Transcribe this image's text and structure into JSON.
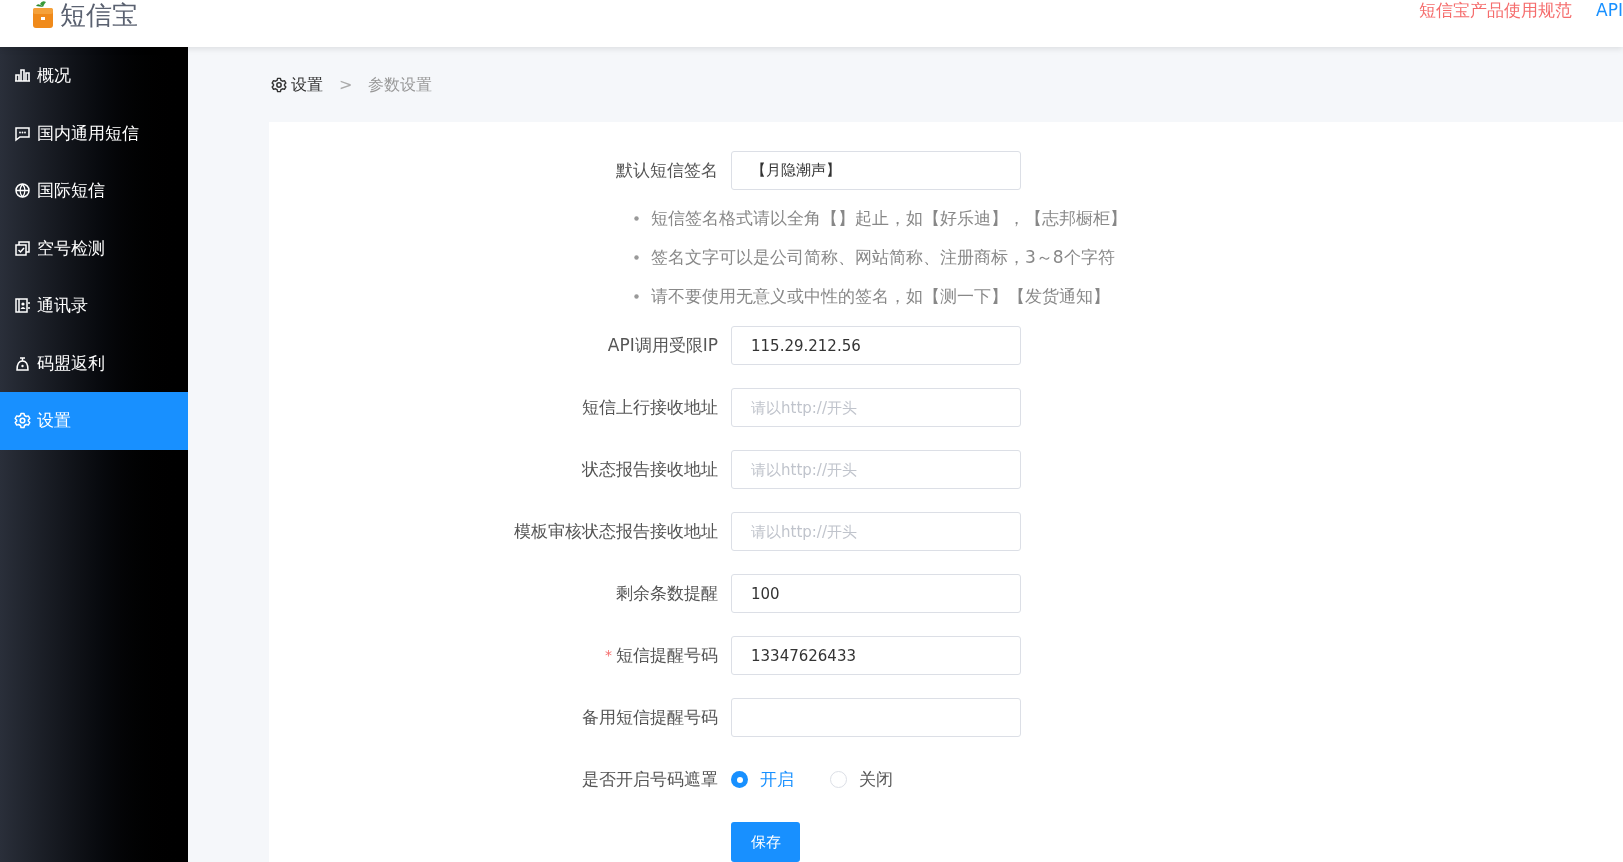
{
  "header": {
    "logo_text": "短信宝",
    "links": [
      {
        "label": "短信宝产品使用规范",
        "kind": "warning"
      },
      {
        "label": "API",
        "kind": "primary"
      }
    ]
  },
  "sidebar": {
    "items": [
      {
        "label": "概况",
        "selected": false
      },
      {
        "label": "国内通用短信",
        "selected": false
      },
      {
        "label": "国际短信",
        "selected": false
      },
      {
        "label": "空号检测",
        "selected": false
      },
      {
        "label": "通讯录",
        "selected": false
      },
      {
        "label": "码盟返利",
        "selected": false
      },
      {
        "label": "设置",
        "selected": true
      }
    ]
  },
  "breadcrumb": {
    "items": [
      "设置",
      "参数设置"
    ],
    "separator": ">"
  },
  "form": {
    "fields": [
      {
        "label": "默认短信签名",
        "value": "【月隐潮声】",
        "hints": [
          "短信签名格式请以全角【】起止，如【好乐迪】，【志邦橱柜】",
          "签名文字可以是公司简称、网站简称、注册商标，3～8个字符",
          "请不要使用无意义或中性的签名，如【测一下】【发货通知】"
        ]
      },
      {
        "label": "API调用受限IP",
        "value": "115.29.212.56"
      },
      {
        "label": "短信上行接收地址",
        "placeholder": "请以http://开头"
      },
      {
        "label": "状态报告接收地址",
        "placeholder": "请以http://开头"
      },
      {
        "label": "模板审核状态报告接收地址",
        "placeholder": "请以http://开头"
      },
      {
        "label": "剩余条数提醒",
        "value": "100"
      },
      {
        "label": "短信提醒号码",
        "value": "13347626433",
        "required_mark": "*"
      },
      {
        "label": "备用短信提醒号码"
      }
    ],
    "radio": {
      "label": "是否开启号码遮罩",
      "options": [
        {
          "label": "开启",
          "selected": true
        },
        {
          "label": "关闭",
          "selected": false
        }
      ]
    },
    "save_button": "保存"
  }
}
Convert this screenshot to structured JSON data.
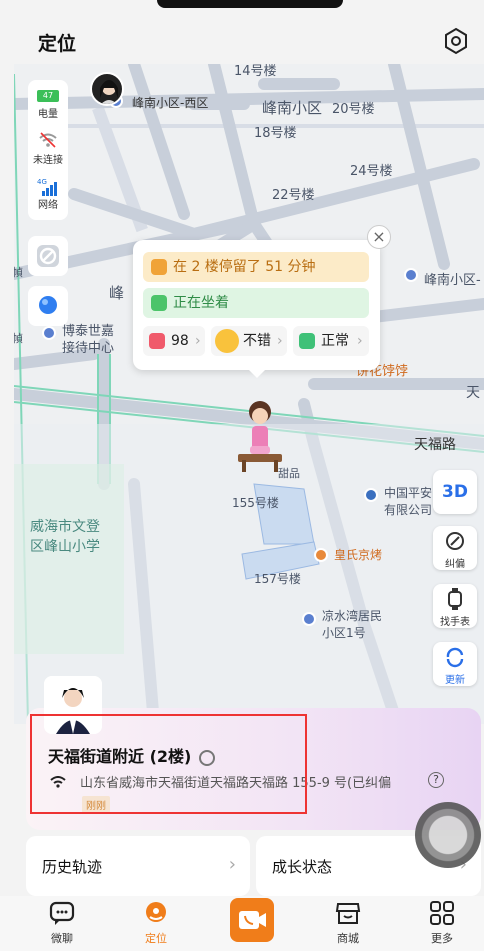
{
  "header": {
    "title": "定位"
  },
  "map": {
    "labels": {
      "b14": "14号楼",
      "fengnan_west": "峰南小区-西区",
      "fengnan": "峰南小区",
      "b20": "20号楼",
      "b18": "18号楼",
      "b24": "24号楼",
      "b22": "22号楼",
      "fengnan_right": "峰南小区-",
      "feng_left": "峰",
      "hui": "幀",
      "hui2": "幀",
      "botai1": "博泰世嘉",
      "botai2": "接待中心",
      "bing": "饼花饽饽",
      "tian_right": "天",
      "tianfu_road": "天福路",
      "zhongguo1": "中国平安",
      "zhongguo2": "有限公司",
      "b155": "155号楼",
      "weihai1": "威海市文登",
      "weihai2": "区峰山小学",
      "huangshi": "皇氏京烤",
      "b157": "157号楼",
      "liangshui1": "凉水湾居民",
      "liangshui2": "小区1号",
      "tianpin": "甜品"
    }
  },
  "device": {
    "battery": "47",
    "battery_label": "电量",
    "wifi_label": "未连接",
    "network_tag": "4G",
    "network_label": "网络"
  },
  "popup": {
    "stay": "在 2 楼停留了 51 分钟",
    "status": "正在坐着",
    "heart": "98",
    "mood": "不错",
    "temp": "正常"
  },
  "right_buttons": {
    "three_d": "3D",
    "correct": "纠偏",
    "find_watch": "找手表",
    "refresh": "更新"
  },
  "location_card": {
    "title": "天福街道附近 (2楼)",
    "address": "山东省威海市天福街道天福路天福路 155-9 号(已纠偏",
    "time_tag": "刚刚"
  },
  "bottom_cards": {
    "history": "历史轨迹",
    "growth": "成长状态"
  },
  "tabs": {
    "chat": "微聊",
    "locate": "定位",
    "mall": "商城",
    "more": "更多"
  },
  "colors": {
    "accent_orange": "#f07d1a",
    "road_green": "#7fd6b8",
    "popup_yellow": "#fcebc8",
    "popup_green": "#dff5e3",
    "highlight_red": "#e33333",
    "blue_3d": "#2a6fe8"
  }
}
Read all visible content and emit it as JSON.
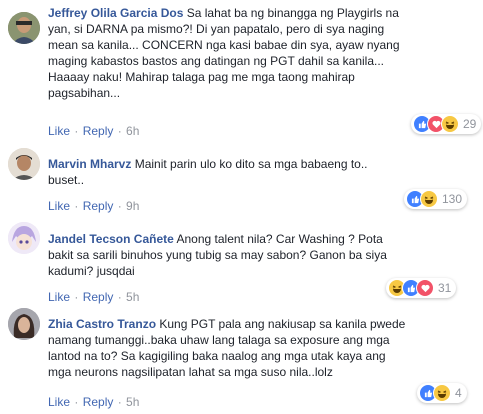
{
  "comments": [
    {
      "author": "Jeffrey Olila Garcia Dos",
      "lines": [
        "Sa lahat ba ng binangga ng Playgirls na",
        "yan, si DARNA pa mismo?! Di yan papatalo, pero di sya naging",
        "mean sa kanila... CONCERN nga kasi babae din sya, ayaw nyang",
        "maging kabastos bastos ang datingan ng PGT dahil sa kanila...",
        "Haaaay naku! Mahirap talaga pag me mga taong mahirap",
        "pagsabihan..."
      ],
      "like": "Like",
      "reply": "Reply",
      "time": "6h",
      "reaction_count": "29",
      "reactions": [
        "like-icon",
        "love-icon",
        "haha-icon"
      ]
    },
    {
      "author": "Marvin Mharvz",
      "lines": [
        "Mainit parin ulo ko dito sa mga babaeng to..",
        "buset.."
      ],
      "like": "Like",
      "reply": "Reply",
      "time": "9h",
      "reaction_count": "130",
      "reactions": [
        "like-icon",
        "haha-icon"
      ]
    },
    {
      "author": "Jandel Tecson Cañete",
      "lines": [
        "Anong talent nila? Car Washing ? Pota",
        "bakit sa sarili binuhos yung tubig sa may sabon? Ganon ba siya",
        "kadumi? jusqdai"
      ],
      "like": "Like",
      "reply": "Reply",
      "time": "5h",
      "reaction_count": "31",
      "reactions": [
        "haha-icon",
        "like-icon",
        "love-icon"
      ]
    },
    {
      "author": "Zhia Castro Tranzo",
      "lines": [
        "Kung PGT pala ang nakiusap sa kanila pwede",
        "namang tumanggi..baka uhaw lang talaga sa exposure ang mga",
        "lantod na to? Sa kagigiling baka naalog ang mga utak kaya ang",
        "mga neurons nagsilipatan lahat sa mga suso nila..lolz"
      ],
      "like": "Like",
      "reply": "Reply",
      "time": "5h",
      "reaction_count": "4",
      "reactions": [
        "like-icon",
        "haha-icon"
      ]
    }
  ],
  "colors": {
    "author": "#365899",
    "link": "#4267b2",
    "meta": "#90949c",
    "text": "#1d2129",
    "like": "#4080ff",
    "love": "#f25268",
    "haha": "#f7c843"
  }
}
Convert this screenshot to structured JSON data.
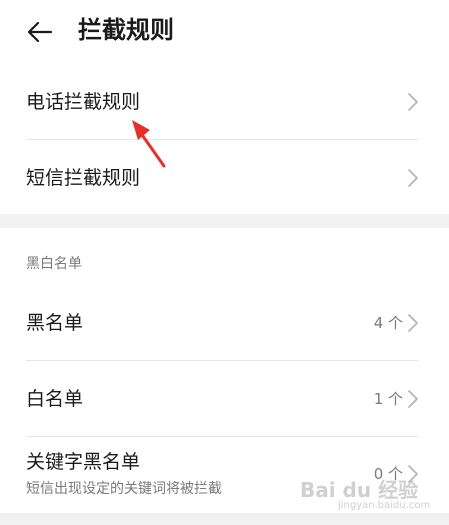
{
  "header": {
    "title": "拦截规则",
    "back_icon": "arrow-left-icon"
  },
  "rules_section": {
    "items": [
      {
        "label": "电话拦截规则"
      },
      {
        "label": "短信拦截规则"
      }
    ]
  },
  "lists_section": {
    "title": "黑白名单",
    "items": [
      {
        "label": "黑名单",
        "count": "4 个"
      },
      {
        "label": "白名单",
        "count": "1 个"
      },
      {
        "label": "关键字黑名单",
        "subtitle": "短信出现设定的关键词将被拦截",
        "count": "0 个"
      }
    ]
  },
  "watermark": {
    "main": "Bai du 经验",
    "sub": "jingyan.baidu.com"
  },
  "colors": {
    "annotation_arrow": "#e8302a",
    "background": "#f1f1f1",
    "card": "#ffffff",
    "secondary_text": "#7a7a7a"
  }
}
□ □ □
PROBLEM DETAILS: Copy all the entries word for word. Omit any pictures.

COMPLETED TASK:
Transcribe this image's text and structure into JSON.
{
  "header": {
    "logo_text": "短信宝",
    "links": [
      {
        "label": "短信宝产品使用规范",
        "kind": "warning"
      },
      {
        "label": "API",
        "kind": "primary"
      }
    ]
  },
  "sidebar": {
    "items": [
      {
        "label": "概况",
        "selected": false
      },
      {
        "label": "国内通用短信",
        "selected": false
      },
      {
        "label": "国际短信",
        "selected": false
      },
      {
        "label": "空号检测",
        "selected": false
      },
      {
        "label": "通讯录",
        "selected": false
      },
      {
        "label": "码盟返利",
        "selected": false
      },
      {
        "label": "设置",
        "selected": true
      }
    ]
  },
  "breadcrumb": {
    "items": [
      "设置",
      "参数设置"
    ],
    "separator": ">"
  },
  "form": {
    "fields": [
      {
        "label": "默认短信签名",
        "value": "【月隐潮声】",
        "hints": [
          "短信签名格式请以全角【】起止，如【好乐迪】，【志邦橱柜】",
          "签名文字可以是公司简称、网站简称、注册商标，3～8个字符",
          "请不要使用无意义或中性的签名，如【测一下】【发货通知】"
        ]
      },
      {
        "label": "API调用受限IP",
        "value": "115.29.212.56"
      },
      {
        "label": "短信上行接收地址",
        "placeholder": "请以http://开头"
      },
      {
        "label": "状态报告接收地址",
        "placeholder": "请以http://开头"
      },
      {
        "label": "模板审核状态报告接收地址",
        "placeholder": "请以http://开头"
      },
      {
        "label": "剩余条数提醒",
        "value": "100"
      },
      {
        "label": "短信提醒号码",
        "value": "13347626433",
        "required_mark": "*"
      },
      {
        "label": "备用短信提醒号码"
      }
    ],
    "radio": {
      "label": "是否开启号码遮罩",
      "options": [
        {
          "label": "开启",
          "selected": true
        },
        {
          "label": "关闭",
          "selected": false
        }
      ]
    },
    "save_button": "保存"
  }
}
Convert this screenshot to structured JSON data.
{
  "header": {
    "title": "定位"
  },
  "map": {
    "labels": {
      "b14": "14号楼",
      "fengnan_west": "峰南小区-西区",
      "fengnan": "峰南小区",
      "b20": "20号楼",
      "b18": "18号楼",
      "b24": "24号楼",
      "b22": "22号楼",
      "fengnan_right": "峰南小区-",
      "feng_left": "峰",
      "hui": "幀",
      "hui2": "幀",
      "botai1": "博泰世嘉",
      "botai2": "接待中心",
      "bing": "饼花饽饽",
      "tian_right": "天",
      "tianfu_road": "天福路",
      "zhongguo1": "中国平安",
      "zhongguo2": "有限公司",
      "b155": "155号楼",
      "weihai1": "威海市文登",
      "weihai2": "区峰山小学",
      "huangshi": "皇氏京烤",
      "b157": "157号楼",
      "liangshui1": "凉水湾居民",
      "liangshui2": "小区1号",
      "tianpin": "甜品"
    }
  },
  "device": {
    "battery": "47",
    "battery_label": "电量",
    "wifi_label": "未连接",
    "network_tag": "4G",
    "network_label": "网络"
  },
  "popup": {
    "stay": "在 2 楼停留了 51 分钟",
    "status": "正在坐着",
    "heart": "98",
    "mood": "不错",
    "temp": "正常"
  },
  "right_buttons": {
    "three_d": "3D",
    "correct": "纠偏",
    "find_watch": "找手表",
    "refresh": "更新"
  },
  "location_card": {
    "title": "天福街道附近 (2楼)",
    "address": "山东省威海市天福街道天福路天福路 155-9 号(已纠偏",
    "time_tag": "刚刚"
  },
  "bottom_cards": {
    "history": "历史轨迹",
    "growth": "成长状态"
  },
  "tabs": {
    "chat": "微聊",
    "locate": "定位",
    "mall": "商城",
    "more": "更多"
  },
  "colors": {
    "accent_orange": "#f07d1a",
    "road_green": "#7fd6b8",
    "popup_yellow": "#fcebc8",
    "popup_green": "#dff5e3",
    "highlight_red": "#e33333",
    "blue_3d": "#2a6fe8"
  }
}
Read all visible content and emit it as JSON.
{
  "comments": [
    {
      "author": "Jeffrey Olila Garcia Dos",
      "lines": [
        "Sa lahat ba ng binangga ng Playgirls na",
        "yan, si DARNA pa mismo?! Di yan papatalo, pero di sya naging",
        "mean sa kanila... CONCERN nga kasi babae din sya, ayaw nyang",
        "maging kabastos bastos ang datingan ng PGT dahil sa kanila...",
        "Haaaay naku! Mahirap talaga pag me mga taong mahirap",
        "pagsabihan..."
      ],
      "like": "Like",
      "reply": "Reply",
      "time": "6h",
      "reaction_count": "29",
      "reactions": [
        "like-icon",
        "love-icon",
        "haha-icon"
      ]
    },
    {
      "author": "Marvin Mharvz",
      "lines": [
        "Mainit parin ulo ko dito sa mga babaeng to..",
        "buset.."
      ],
      "like": "Like",
      "reply": "Reply",
      "time": "9h",
      "reaction_count": "130",
      "reactions": [
        "like-icon",
        "haha-icon"
      ]
    },
    {
      "author": "Jandel Tecson Cañete",
      "lines": [
        "Anong talent nila? Car Washing ? Pota",
        "bakit sa sarili binuhos yung tubig sa may sabon? Ganon ba siya",
        "kadumi? jusqdai"
      ],
      "like": "Like",
      "reply": "Reply",
      "time": "5h",
      "reaction_count": "31",
      "reactions": [
        "haha-icon",
        "like-icon",
        "love-icon"
      ]
    },
    {
      "author": "Zhia Castro Tranzo",
      "lines": [
        "Kung PGT pala ang nakiusap sa kanila pwede",
        "namang tumanggi..baka uhaw lang talaga sa exposure ang mga",
        "lantod na to? Sa kagigiling baka naalog ang mga utak kaya ang",
        "mga neurons nagsilipatan lahat sa mga suso nila..lolz"
      ],
      "like": "Like",
      "reply": "Reply",
      "time": "5h",
      "reaction_count": "4",
      "reactions": [
        "like-icon",
        "haha-icon"
      ]
    }
  ],
  "colors": {
    "author": "#365899",
    "link": "#4267b2",
    "meta": "#90949c",
    "text": "#1d2129",
    "like": "#4080ff",
    "love": "#f25268",
    "haha": "#f7c843"
  }
}
Convert this screenshot to structured JSON data.
{
  "header": {
    "title": "拦截规则",
    "back_icon": "arrow-left-icon"
  },
  "rules_section": {
    "items": [
      {
        "label": "电话拦截规则"
      },
      {
        "label": "短信拦截规则"
      }
    ]
  },
  "lists_section": {
    "title": "黑白名单",
    "items": [
      {
        "label": "黑名单",
        "count": "4 个"
      },
      {
        "label": "白名单",
        "count": "1 个"
      },
      {
        "label": "关键字黑名单",
        "subtitle": "短信出现设定的关键词将被拦截",
        "count": "0 个"
      }
    ]
  },
  "watermark": {
    "main": "Bai du 经验",
    "sub": "jingyan.baidu.com"
  },
  "colors": {
    "annotation_arrow": "#e8302a",
    "background": "#f1f1f1",
    "card": "#ffffff",
    "secondary_text": "#7a7a7a"
  }
}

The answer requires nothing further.